▶ **Instructions to follow**
Determine how many lines include the word "Marconi", then give that number and nothing more.
=-=-=
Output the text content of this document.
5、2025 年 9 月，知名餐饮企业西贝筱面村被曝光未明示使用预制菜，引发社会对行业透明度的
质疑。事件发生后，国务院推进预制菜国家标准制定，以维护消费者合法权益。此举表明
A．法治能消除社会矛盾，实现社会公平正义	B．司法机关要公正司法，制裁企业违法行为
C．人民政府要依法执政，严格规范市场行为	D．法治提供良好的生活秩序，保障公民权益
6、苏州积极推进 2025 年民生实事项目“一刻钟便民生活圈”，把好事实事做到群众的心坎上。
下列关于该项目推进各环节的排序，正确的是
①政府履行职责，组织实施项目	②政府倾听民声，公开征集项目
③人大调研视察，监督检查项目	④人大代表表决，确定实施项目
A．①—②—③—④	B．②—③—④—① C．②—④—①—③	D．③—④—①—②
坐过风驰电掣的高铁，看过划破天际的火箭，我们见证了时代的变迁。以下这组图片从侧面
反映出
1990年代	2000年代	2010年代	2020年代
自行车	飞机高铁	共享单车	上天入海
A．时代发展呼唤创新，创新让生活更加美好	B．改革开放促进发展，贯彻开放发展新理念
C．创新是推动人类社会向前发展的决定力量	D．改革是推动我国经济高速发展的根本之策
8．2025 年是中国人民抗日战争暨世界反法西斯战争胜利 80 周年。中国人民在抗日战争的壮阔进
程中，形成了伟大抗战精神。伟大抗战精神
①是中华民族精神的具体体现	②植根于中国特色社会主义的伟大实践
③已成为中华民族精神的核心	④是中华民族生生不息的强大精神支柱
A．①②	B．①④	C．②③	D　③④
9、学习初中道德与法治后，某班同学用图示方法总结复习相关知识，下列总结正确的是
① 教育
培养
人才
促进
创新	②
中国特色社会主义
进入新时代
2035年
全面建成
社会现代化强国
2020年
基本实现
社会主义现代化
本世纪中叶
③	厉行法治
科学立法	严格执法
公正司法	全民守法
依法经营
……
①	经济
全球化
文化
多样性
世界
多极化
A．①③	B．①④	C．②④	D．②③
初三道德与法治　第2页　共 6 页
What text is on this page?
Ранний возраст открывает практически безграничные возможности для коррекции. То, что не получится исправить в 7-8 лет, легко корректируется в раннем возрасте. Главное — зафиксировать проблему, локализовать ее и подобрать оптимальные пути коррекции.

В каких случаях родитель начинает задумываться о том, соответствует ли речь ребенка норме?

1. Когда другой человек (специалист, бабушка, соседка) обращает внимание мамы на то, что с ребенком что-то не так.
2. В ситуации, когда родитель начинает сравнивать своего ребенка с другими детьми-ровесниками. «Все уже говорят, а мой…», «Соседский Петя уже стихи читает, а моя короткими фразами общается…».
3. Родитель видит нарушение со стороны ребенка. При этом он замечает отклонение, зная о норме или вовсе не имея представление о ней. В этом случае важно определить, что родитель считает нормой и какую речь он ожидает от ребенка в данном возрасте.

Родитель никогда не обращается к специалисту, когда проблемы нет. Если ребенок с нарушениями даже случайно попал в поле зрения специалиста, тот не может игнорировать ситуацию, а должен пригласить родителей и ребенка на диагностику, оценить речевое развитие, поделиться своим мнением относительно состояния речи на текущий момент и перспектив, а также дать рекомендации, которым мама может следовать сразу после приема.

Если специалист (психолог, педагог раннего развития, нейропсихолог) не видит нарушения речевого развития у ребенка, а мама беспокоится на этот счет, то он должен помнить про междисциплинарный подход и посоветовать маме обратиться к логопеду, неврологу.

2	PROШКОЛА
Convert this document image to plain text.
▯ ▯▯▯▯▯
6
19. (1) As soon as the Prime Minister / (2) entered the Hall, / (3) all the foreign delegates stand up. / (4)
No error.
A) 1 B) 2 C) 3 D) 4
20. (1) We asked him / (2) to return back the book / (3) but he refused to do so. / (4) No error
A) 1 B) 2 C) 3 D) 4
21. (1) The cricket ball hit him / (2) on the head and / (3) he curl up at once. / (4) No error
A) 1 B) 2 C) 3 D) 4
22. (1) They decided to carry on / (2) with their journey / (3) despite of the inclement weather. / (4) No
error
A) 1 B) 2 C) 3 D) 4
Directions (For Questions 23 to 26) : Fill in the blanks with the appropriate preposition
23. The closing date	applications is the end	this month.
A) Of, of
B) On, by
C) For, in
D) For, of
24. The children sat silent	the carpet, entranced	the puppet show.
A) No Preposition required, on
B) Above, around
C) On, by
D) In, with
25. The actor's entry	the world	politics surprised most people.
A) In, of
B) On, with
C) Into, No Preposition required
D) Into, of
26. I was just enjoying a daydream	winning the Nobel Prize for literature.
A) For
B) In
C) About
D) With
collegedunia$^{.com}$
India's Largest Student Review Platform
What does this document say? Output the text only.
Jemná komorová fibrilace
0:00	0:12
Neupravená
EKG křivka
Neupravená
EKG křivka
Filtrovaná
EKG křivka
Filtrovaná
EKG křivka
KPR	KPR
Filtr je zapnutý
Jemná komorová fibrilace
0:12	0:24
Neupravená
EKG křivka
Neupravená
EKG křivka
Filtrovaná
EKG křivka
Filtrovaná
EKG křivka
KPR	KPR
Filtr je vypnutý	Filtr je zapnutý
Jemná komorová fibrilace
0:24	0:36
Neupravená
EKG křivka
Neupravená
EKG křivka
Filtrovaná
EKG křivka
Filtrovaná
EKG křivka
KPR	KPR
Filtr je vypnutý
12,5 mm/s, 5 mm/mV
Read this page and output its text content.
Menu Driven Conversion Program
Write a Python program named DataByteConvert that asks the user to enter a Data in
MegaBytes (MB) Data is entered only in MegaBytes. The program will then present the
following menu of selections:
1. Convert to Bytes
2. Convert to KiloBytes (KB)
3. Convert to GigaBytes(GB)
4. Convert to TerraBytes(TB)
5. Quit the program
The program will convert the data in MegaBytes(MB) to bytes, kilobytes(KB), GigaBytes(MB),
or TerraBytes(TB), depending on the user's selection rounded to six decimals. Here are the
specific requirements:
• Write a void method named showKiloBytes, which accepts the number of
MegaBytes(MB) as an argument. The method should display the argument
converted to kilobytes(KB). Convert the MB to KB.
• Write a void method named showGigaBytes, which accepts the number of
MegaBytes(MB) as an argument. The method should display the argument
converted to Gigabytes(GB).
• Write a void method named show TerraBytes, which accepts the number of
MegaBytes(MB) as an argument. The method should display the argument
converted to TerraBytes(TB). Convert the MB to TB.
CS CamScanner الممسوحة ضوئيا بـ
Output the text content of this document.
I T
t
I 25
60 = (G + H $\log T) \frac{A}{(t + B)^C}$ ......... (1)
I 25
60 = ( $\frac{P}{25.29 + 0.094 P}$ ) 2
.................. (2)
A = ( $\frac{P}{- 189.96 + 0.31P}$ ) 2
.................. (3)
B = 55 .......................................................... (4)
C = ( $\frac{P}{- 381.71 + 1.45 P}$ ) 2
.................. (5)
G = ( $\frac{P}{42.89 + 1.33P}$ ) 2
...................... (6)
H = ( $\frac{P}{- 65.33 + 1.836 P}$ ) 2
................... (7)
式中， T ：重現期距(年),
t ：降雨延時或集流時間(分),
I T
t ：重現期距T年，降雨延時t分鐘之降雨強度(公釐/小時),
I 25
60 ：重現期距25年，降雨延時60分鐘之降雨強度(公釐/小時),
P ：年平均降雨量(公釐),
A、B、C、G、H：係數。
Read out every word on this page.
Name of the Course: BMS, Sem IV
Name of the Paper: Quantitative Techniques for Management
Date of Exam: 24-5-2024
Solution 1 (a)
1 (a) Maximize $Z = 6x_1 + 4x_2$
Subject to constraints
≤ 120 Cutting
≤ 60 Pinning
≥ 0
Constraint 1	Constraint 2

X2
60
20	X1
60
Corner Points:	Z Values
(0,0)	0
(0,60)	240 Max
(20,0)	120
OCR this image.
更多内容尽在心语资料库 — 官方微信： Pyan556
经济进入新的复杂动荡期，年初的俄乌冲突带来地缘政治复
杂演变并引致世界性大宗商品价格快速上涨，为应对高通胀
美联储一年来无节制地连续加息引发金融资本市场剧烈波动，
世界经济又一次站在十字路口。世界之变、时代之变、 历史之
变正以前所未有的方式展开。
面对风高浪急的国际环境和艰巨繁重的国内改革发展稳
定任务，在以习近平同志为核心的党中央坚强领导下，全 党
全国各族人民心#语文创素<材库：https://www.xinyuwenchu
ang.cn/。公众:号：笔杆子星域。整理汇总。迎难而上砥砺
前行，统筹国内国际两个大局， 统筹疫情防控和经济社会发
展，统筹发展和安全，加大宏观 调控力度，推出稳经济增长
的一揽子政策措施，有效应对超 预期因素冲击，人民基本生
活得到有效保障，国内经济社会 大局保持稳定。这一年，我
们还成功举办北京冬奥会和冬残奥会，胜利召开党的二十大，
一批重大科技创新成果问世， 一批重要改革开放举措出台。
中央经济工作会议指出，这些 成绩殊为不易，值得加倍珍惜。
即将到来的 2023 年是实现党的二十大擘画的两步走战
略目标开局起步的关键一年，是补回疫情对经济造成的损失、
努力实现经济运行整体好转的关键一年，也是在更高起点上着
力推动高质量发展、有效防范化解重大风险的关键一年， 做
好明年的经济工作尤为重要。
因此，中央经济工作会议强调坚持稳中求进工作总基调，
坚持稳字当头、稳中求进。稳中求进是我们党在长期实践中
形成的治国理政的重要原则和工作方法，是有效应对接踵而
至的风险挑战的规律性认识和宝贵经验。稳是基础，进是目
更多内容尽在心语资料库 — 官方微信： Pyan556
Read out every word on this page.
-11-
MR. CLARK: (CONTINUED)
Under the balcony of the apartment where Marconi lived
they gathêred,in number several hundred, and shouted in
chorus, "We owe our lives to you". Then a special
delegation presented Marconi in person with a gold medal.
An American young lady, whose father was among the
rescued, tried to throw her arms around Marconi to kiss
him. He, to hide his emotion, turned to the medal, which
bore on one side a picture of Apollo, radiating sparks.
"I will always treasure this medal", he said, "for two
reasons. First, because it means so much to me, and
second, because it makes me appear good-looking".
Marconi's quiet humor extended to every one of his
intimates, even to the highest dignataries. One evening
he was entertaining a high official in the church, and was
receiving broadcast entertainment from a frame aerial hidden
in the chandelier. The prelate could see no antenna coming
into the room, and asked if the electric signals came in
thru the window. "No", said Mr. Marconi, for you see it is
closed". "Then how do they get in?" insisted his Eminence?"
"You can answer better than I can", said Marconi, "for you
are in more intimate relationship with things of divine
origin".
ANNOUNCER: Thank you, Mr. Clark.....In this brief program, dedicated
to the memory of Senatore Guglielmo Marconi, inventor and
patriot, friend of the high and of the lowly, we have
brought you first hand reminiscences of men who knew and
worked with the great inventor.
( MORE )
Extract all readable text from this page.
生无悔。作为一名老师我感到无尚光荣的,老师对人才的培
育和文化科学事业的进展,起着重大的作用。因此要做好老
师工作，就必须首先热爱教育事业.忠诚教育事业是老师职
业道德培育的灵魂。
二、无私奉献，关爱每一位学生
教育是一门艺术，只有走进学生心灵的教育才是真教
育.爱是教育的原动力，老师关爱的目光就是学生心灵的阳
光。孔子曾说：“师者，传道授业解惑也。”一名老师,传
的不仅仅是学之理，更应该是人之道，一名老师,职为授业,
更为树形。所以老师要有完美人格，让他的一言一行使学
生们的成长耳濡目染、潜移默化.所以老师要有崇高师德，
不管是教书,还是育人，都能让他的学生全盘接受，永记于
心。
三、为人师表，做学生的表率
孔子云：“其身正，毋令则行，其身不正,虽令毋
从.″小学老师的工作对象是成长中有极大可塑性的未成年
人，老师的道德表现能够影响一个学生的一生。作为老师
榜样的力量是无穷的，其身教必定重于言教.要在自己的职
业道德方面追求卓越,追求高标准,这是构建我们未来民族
=-=-=
▶ **Task response**
7